**** RECORD EXTRACTS

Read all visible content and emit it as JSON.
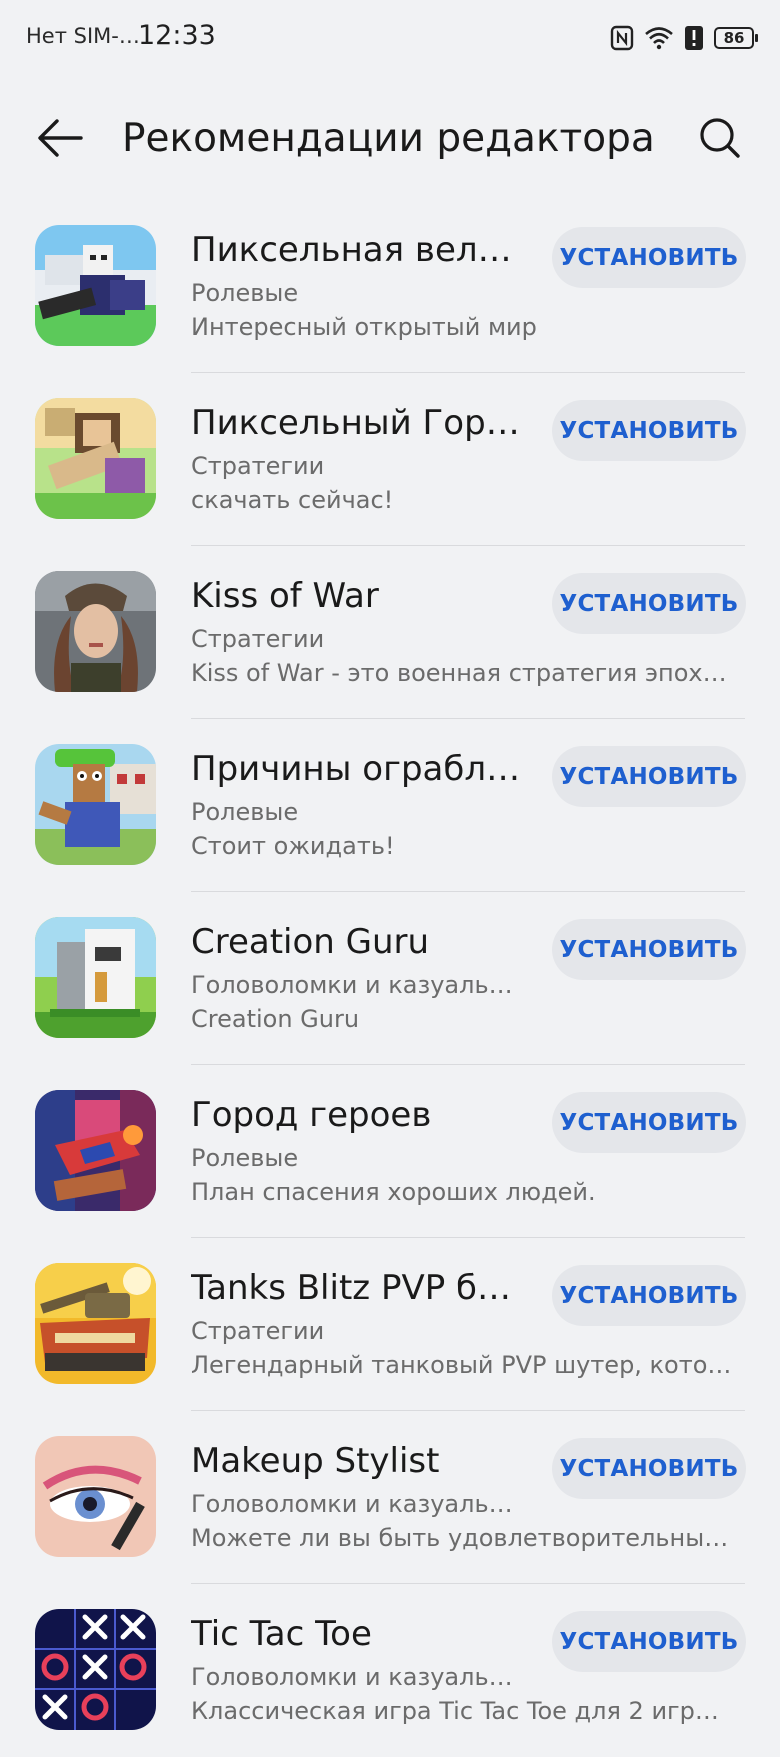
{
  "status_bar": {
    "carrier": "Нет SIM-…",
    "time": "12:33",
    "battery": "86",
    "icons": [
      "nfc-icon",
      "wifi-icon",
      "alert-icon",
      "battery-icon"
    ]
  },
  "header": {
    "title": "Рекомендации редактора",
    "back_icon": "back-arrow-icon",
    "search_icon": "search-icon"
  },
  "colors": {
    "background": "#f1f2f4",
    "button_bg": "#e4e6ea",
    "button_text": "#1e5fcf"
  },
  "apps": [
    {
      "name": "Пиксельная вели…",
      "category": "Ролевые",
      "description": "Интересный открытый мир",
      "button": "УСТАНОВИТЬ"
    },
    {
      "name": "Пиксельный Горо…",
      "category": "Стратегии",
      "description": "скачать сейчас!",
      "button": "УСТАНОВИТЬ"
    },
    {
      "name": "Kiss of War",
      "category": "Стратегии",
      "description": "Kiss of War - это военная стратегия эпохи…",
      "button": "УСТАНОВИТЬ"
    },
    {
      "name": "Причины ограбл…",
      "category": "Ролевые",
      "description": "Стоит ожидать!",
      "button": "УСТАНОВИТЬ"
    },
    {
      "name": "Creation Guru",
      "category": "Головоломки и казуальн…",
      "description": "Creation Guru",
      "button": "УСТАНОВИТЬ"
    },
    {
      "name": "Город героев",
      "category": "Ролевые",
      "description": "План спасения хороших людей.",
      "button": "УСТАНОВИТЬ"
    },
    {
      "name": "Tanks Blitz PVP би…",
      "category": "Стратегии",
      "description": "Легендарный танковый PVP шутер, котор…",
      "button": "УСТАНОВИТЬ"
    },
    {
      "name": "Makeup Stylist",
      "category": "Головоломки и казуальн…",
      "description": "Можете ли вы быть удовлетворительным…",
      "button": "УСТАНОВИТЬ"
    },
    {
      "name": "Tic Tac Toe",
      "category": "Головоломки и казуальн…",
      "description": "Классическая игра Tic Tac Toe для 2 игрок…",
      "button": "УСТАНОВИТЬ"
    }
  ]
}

********

=== TASK STATEMENT ===
Transcribe the records above exactly, omitting every picture they contain.

=== SOLUTION TO THIS EXERCISE ===
Read all visible content and emit it as JSON.
{
  "status_bar": {
    "carrier": "Нет SIM-…",
    "time": "12:33",
    "battery": "86",
    "icons": [
      "nfc-icon",
      "wifi-icon",
      "alert-icon",
      "battery-icon"
    ]
  },
  "header": {
    "title": "Рекомендации редактора",
    "back_icon": "back-arrow-icon",
    "search_icon": "search-icon"
  },
  "colors": {
    "background": "#f1f2f4",
    "button_bg": "#e4e6ea",
    "button_text": "#1e5fcf"
  },
  "apps": [
    {
      "name": "Пиксельная вели…",
      "category": "Ролевые",
      "description": "Интересный открытый мир",
      "button": "УСТАНОВИТЬ"
    },
    {
      "name": "Пиксельный Горо…",
      "category": "Стратегии",
      "description": "скачать сейчас!",
      "button": "УСТАНОВИТЬ"
    },
    {
      "name": "Kiss of War",
      "category": "Стратегии",
      "description": "Kiss of War - это военная стратегия эпохи…",
      "button": "УСТАНОВИТЬ"
    },
    {
      "name": "Причины ограбл…",
      "category": "Ролевые",
      "description": "Стоит ожидать!",
      "button": "УСТАНОВИТЬ"
    },
    {
      "name": "Creation Guru",
      "category": "Головоломки и казуальн…",
      "description": "Creation Guru",
      "button": "УСТАНОВИТЬ"
    },
    {
      "name": "Город героев",
      "category": "Ролевые",
      "description": "План спасения хороших людей.",
      "button": "УСТАНОВИТЬ"
    },
    {
      "name": "Tanks Blitz PVP би…",
      "category": "Стратегии",
      "description": "Легендарный танковый PVP шутер, котор…",
      "button": "УСТАНОВИТЬ"
    },
    {
      "name": "Makeup Stylist",
      "category": "Головоломки и казуальн…",
      "description": "Можете ли вы быть удовлетворительным…",
      "button": "УСТАНОВИТЬ"
    },
    {
      "name": "Tic Tac Toe",
      "category": "Головоломки и казуальн…",
      "description": "Классическая игра Tic Tac Toe для 2 игрок…",
      "button": "УСТАНОВИТЬ"
    }
  ]
}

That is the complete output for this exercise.